--- EXERCISE DESCRIPTION ---
Copy out the following lines without any changes, beginning with the line containing "extract all elements" and ending with the line containing "tint-knob[interactable] [296,550,304,562]", with both of those lines included.

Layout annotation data

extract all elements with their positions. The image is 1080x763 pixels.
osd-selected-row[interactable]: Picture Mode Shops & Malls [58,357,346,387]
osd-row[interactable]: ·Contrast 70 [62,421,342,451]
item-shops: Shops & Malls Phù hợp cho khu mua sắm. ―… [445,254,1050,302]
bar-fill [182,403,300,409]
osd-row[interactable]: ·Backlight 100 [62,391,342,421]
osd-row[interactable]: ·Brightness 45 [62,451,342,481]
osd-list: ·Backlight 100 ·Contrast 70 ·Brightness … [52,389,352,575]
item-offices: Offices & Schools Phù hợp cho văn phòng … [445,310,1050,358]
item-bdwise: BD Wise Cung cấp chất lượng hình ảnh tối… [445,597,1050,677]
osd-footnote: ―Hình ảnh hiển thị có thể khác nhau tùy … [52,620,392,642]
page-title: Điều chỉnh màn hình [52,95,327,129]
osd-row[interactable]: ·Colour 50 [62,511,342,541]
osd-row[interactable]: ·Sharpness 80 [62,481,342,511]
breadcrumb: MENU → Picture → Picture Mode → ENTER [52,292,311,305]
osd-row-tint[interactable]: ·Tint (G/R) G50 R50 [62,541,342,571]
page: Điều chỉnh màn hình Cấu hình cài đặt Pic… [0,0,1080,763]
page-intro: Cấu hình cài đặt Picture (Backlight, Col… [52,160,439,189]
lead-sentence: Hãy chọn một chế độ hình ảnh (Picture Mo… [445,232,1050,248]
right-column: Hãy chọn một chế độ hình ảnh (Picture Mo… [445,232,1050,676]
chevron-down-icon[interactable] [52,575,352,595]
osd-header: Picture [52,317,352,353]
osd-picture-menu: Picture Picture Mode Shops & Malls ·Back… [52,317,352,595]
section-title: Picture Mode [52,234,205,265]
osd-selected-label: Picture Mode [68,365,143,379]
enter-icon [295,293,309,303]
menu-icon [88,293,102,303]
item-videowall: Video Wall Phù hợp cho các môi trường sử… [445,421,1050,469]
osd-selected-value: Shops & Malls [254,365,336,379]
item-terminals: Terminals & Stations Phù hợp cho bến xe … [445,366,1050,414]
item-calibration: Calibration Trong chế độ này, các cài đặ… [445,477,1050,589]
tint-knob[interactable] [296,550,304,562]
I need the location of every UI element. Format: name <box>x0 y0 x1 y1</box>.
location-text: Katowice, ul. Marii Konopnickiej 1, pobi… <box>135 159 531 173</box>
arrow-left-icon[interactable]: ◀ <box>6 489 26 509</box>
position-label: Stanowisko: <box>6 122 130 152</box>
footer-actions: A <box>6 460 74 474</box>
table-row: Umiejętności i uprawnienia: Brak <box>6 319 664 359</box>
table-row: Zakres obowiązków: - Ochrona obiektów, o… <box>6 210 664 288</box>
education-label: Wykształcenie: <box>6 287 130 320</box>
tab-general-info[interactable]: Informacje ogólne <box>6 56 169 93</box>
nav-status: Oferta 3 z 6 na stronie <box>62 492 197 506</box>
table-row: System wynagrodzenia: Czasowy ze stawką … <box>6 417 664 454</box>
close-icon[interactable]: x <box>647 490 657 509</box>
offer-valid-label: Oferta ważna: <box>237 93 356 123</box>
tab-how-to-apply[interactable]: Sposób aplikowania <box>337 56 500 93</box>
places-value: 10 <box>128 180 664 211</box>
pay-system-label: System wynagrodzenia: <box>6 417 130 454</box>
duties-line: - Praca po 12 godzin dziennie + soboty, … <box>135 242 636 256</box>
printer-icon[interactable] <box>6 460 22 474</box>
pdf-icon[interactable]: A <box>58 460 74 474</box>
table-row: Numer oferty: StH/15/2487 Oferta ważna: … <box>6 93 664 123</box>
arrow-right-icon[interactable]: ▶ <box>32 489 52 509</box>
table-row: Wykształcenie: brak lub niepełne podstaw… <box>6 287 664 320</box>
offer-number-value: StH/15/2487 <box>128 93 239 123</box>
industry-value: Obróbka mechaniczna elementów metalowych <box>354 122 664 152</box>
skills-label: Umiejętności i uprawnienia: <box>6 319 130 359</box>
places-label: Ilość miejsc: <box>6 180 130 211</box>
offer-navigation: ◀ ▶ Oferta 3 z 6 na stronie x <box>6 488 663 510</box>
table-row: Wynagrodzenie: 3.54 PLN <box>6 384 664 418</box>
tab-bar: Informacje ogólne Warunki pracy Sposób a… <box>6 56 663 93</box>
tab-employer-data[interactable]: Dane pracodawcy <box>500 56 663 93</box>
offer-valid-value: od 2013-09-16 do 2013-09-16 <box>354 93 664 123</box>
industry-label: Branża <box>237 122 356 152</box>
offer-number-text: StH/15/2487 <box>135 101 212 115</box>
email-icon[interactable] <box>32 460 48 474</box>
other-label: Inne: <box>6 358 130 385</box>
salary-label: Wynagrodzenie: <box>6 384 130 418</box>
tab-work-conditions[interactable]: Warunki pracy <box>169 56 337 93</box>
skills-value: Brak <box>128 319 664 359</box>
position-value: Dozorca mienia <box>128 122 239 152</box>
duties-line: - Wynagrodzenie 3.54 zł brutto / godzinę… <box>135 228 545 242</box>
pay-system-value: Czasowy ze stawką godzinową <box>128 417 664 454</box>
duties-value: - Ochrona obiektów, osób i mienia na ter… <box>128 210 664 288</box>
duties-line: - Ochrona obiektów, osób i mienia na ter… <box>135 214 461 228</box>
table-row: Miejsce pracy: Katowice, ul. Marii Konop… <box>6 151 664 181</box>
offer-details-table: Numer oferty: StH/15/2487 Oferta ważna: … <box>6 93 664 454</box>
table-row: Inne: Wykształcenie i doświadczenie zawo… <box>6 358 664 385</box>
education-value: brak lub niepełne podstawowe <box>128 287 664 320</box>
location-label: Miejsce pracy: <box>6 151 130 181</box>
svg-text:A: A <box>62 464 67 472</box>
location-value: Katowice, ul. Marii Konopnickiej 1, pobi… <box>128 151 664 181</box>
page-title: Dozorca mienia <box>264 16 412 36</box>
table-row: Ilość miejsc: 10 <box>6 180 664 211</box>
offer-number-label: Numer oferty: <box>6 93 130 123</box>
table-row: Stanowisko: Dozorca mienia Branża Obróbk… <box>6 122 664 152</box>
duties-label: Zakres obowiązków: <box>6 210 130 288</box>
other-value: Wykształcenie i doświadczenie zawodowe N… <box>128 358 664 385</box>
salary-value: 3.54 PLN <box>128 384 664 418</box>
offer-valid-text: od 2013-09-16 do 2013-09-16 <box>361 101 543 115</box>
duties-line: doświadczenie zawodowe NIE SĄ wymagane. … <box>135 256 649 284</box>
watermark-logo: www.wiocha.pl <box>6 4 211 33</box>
...
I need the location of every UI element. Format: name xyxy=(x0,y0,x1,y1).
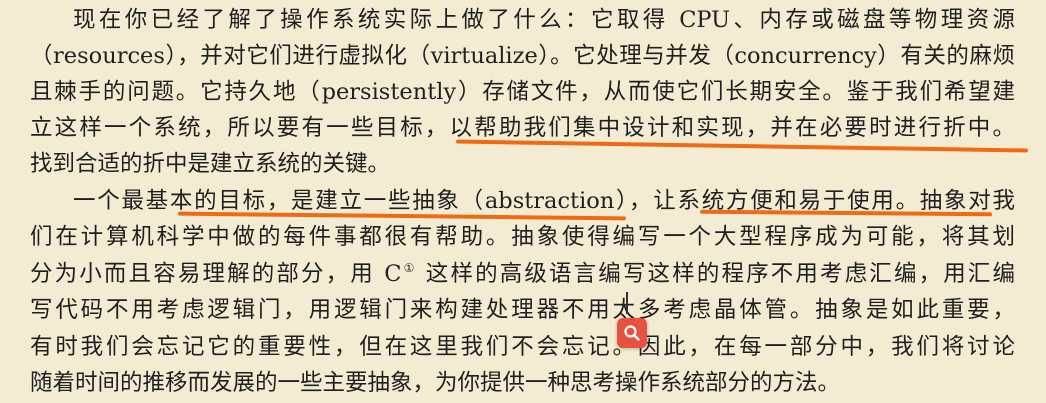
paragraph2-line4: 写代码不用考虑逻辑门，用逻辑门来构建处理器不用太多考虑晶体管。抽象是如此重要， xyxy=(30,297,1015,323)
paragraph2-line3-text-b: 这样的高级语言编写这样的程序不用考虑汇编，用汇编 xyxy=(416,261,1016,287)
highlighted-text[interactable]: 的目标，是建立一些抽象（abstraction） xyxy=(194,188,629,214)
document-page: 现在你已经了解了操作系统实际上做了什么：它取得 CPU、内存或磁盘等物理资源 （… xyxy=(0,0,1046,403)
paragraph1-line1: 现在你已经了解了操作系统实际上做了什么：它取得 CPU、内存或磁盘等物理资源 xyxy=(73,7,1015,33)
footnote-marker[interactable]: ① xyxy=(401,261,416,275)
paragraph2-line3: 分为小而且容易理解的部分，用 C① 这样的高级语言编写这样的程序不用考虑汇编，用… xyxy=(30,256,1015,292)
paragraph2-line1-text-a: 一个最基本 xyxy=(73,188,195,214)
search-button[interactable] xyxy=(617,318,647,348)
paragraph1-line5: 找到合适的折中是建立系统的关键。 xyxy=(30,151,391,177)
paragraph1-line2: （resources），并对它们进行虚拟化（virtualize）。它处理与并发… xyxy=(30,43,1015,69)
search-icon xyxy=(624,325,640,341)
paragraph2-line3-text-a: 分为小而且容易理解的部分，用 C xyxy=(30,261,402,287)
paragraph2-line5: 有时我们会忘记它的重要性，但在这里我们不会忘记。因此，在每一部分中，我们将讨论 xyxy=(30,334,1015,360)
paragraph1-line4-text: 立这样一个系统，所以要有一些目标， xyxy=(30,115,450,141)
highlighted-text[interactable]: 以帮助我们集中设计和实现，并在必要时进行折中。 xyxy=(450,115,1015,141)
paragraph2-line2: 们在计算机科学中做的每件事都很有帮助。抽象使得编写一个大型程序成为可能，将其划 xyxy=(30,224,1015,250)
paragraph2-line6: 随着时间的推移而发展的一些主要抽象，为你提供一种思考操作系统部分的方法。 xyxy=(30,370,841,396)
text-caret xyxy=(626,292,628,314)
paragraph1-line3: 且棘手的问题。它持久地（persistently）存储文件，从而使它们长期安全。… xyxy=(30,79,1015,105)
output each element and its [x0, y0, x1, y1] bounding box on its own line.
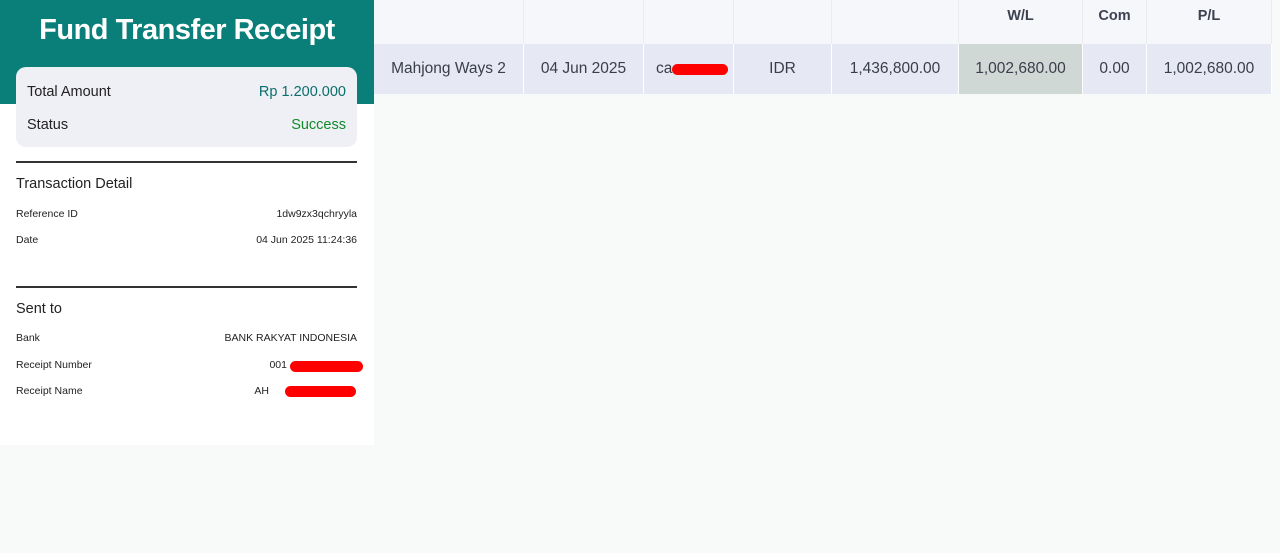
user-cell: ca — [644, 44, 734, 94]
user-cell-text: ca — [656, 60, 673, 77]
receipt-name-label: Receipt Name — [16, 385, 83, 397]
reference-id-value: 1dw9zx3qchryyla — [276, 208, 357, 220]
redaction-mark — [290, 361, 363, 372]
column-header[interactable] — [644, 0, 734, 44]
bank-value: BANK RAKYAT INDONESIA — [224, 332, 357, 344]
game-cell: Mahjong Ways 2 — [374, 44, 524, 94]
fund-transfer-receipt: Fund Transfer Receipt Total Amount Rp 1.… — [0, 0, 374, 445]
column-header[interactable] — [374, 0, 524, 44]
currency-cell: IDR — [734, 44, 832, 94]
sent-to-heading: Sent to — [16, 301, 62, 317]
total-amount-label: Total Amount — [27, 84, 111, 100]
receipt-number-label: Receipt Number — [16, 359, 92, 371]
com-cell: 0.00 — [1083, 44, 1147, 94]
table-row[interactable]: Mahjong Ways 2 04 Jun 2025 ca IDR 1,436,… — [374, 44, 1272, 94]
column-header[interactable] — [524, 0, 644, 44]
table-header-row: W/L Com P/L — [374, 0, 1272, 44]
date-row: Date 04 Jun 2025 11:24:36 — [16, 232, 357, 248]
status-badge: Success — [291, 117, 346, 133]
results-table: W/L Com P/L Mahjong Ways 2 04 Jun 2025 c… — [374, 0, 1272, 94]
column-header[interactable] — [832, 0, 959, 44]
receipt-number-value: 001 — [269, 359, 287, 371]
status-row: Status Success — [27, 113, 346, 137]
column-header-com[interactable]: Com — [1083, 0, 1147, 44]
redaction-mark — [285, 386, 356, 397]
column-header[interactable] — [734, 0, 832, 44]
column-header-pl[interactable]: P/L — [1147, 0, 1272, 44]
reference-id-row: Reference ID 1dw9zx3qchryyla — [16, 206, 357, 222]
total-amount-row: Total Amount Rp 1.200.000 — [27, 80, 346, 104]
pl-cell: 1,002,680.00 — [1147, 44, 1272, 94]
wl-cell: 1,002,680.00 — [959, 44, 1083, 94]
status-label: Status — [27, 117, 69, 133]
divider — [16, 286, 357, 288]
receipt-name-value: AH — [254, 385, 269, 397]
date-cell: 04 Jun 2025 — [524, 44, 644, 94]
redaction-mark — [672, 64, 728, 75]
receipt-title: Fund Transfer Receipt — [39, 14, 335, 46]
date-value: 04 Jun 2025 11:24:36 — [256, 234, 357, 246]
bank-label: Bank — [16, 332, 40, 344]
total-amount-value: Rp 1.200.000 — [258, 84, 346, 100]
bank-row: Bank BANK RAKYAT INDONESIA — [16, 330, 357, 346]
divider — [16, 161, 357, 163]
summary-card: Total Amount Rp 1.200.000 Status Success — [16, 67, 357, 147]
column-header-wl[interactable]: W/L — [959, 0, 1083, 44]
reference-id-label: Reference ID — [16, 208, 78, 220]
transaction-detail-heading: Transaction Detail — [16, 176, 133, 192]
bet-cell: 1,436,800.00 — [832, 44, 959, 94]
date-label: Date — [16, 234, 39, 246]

--- RIGHT ANSWER ---
extract all elements with their positions. The image is 1080x763 pixels.
osd-selected-row[interactable]: Picture Mode Shops & Malls [58,357,346,387]
osd-row[interactable]: ·Contrast 70 [62,421,342,451]
item-shops: Shops & Malls Phù hợp cho khu mua sắm. ―… [445,254,1050,302]
bar-fill [182,403,300,409]
osd-row[interactable]: ·Backlight 100 [62,391,342,421]
osd-row[interactable]: ·Brightness 45 [62,451,342,481]
osd-list: ·Backlight 100 ·Contrast 70 ·Brightness … [52,389,352,575]
item-offices: Offices & Schools Phù hợp cho văn phòng … [445,310,1050,358]
item-bdwise: BD Wise Cung cấp chất lượng hình ảnh tối… [445,597,1050,677]
osd-footnote: ―Hình ảnh hiển thị có thể khác nhau tùy … [52,620,392,642]
page-title: Điều chỉnh màn hình [52,95,327,129]
osd-row[interactable]: ·Colour 50 [62,511,342,541]
osd-row[interactable]: ·Sharpness 80 [62,481,342,511]
breadcrumb: MENU → Picture → Picture Mode → ENTER [52,292,311,305]
osd-row-tint[interactable]: ·Tint (G/R) G50 R50 [62,541,342,571]
page: Điều chỉnh màn hình Cấu hình cài đặt Pic… [0,0,1080,763]
page-intro: Cấu hình cài đặt Picture (Backlight, Col… [52,160,439,189]
lead-sentence: Hãy chọn một chế độ hình ảnh (Picture Mo… [445,232,1050,248]
right-column: Hãy chọn một chế độ hình ảnh (Picture Mo… [445,232,1050,676]
chevron-down-icon[interactable] [52,575,352,595]
osd-header: Picture [52,317,352,353]
osd-picture-menu: Picture Picture Mode Shops & Malls ·Back… [52,317,352,595]
section-title: Picture Mode [52,234,205,265]
osd-selected-label: Picture Mode [68,365,143,379]
enter-icon [295,293,309,303]
menu-icon [88,293,102,303]
item-videowall: Video Wall Phù hợp cho các môi trường sử… [445,421,1050,469]
osd-selected-value: Shops & Malls [254,365,336,379]
item-terminals: Terminals & Stations Phù hợp cho bến xe … [445,366,1050,414]
item-calibration: Calibration Trong chế độ này, các cài đặ… [445,477,1050,589]
tint-knob[interactable] [296,550,304,562]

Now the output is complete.